Data entries

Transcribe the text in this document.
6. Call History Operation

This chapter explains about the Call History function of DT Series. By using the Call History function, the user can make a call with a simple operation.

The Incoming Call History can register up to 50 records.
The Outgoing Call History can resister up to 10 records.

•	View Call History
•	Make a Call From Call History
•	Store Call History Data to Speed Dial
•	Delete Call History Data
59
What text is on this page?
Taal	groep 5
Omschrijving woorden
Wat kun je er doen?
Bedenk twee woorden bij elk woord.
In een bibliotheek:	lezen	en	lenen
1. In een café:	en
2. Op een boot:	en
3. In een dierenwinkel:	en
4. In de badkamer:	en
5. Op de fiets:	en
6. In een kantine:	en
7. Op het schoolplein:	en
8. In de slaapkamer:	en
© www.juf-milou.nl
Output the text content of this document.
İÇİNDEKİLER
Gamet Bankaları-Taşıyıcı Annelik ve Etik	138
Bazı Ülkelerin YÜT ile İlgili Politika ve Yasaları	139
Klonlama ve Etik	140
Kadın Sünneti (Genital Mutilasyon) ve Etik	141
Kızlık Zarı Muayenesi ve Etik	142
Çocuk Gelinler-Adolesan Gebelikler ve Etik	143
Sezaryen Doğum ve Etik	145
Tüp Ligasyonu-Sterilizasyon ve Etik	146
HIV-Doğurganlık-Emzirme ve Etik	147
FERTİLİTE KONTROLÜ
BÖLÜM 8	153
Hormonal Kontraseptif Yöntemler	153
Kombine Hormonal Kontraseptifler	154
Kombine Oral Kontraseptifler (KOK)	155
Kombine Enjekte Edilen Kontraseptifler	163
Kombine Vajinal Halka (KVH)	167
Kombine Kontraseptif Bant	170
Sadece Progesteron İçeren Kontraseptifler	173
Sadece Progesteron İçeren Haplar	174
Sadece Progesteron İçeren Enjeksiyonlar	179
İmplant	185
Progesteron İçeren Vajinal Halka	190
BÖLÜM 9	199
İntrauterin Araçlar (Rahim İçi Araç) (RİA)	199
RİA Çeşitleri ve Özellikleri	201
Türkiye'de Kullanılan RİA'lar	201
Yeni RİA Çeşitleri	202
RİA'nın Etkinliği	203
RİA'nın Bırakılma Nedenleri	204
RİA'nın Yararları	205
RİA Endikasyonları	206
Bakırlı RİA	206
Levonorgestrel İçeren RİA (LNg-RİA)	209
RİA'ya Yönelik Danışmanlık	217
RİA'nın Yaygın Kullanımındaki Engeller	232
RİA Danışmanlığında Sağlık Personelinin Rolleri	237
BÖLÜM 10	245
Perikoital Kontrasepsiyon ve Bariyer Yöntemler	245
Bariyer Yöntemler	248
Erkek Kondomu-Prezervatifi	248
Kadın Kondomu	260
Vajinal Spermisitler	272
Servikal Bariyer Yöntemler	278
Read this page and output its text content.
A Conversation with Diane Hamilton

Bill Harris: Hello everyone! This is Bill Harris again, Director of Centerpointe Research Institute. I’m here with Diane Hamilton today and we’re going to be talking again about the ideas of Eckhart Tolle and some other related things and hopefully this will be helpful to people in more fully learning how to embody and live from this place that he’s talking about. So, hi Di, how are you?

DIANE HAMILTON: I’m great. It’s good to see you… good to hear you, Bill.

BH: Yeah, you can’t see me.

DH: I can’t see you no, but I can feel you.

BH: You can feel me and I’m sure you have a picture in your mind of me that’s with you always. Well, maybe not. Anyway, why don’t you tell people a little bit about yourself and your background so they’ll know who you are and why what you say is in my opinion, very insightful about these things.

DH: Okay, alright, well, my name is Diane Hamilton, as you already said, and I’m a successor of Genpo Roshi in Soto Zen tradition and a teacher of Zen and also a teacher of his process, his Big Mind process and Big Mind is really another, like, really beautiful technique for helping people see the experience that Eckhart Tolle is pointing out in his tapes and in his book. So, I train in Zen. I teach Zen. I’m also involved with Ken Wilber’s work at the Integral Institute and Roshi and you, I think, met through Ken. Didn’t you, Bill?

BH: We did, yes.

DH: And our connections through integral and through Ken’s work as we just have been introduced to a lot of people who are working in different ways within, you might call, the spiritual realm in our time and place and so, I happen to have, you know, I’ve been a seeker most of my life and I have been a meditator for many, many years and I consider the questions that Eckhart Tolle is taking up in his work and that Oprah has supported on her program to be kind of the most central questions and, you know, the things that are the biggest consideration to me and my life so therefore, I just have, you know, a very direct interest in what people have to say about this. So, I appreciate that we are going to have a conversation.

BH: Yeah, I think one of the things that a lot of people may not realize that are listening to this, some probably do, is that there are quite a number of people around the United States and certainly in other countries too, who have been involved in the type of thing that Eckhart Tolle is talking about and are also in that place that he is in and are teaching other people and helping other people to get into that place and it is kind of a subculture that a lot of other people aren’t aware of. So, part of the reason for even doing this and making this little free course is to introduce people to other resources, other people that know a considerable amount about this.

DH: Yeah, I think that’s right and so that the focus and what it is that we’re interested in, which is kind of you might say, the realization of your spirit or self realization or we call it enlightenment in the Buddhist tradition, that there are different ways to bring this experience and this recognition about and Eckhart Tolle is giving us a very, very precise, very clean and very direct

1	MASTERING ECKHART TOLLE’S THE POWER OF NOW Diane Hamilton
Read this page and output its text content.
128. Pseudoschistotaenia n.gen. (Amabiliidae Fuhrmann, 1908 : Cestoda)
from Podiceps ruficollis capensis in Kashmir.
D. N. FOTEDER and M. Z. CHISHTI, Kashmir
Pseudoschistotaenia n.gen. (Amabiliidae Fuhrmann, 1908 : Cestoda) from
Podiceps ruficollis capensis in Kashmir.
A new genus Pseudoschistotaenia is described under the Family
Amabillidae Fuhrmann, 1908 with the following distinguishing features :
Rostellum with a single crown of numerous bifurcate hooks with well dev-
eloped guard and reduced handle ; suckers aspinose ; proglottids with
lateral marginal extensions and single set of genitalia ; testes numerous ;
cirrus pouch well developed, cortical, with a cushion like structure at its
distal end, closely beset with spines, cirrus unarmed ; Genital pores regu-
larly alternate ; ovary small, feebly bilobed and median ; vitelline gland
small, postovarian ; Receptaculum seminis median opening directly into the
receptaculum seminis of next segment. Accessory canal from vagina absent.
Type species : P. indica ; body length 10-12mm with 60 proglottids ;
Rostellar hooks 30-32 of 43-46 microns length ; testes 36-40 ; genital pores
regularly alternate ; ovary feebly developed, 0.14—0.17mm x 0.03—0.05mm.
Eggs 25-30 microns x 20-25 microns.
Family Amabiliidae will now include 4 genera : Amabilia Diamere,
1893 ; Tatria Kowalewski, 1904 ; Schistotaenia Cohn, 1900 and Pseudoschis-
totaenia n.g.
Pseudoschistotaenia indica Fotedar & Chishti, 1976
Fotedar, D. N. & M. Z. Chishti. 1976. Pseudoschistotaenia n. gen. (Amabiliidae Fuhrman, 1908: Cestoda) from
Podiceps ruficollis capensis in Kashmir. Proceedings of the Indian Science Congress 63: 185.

• **WHAT IS NEEDED**: Which lines hold the string "Sadece"? Copy all of them from the data above.

• **RIGHT ANSWER**:
Sadece Progesteron İçeren Kontraseptifler	173
Sadece Progesteron İçeren Haplar	174
Sadece Progesteron İçeren Enjeksiyonlar	179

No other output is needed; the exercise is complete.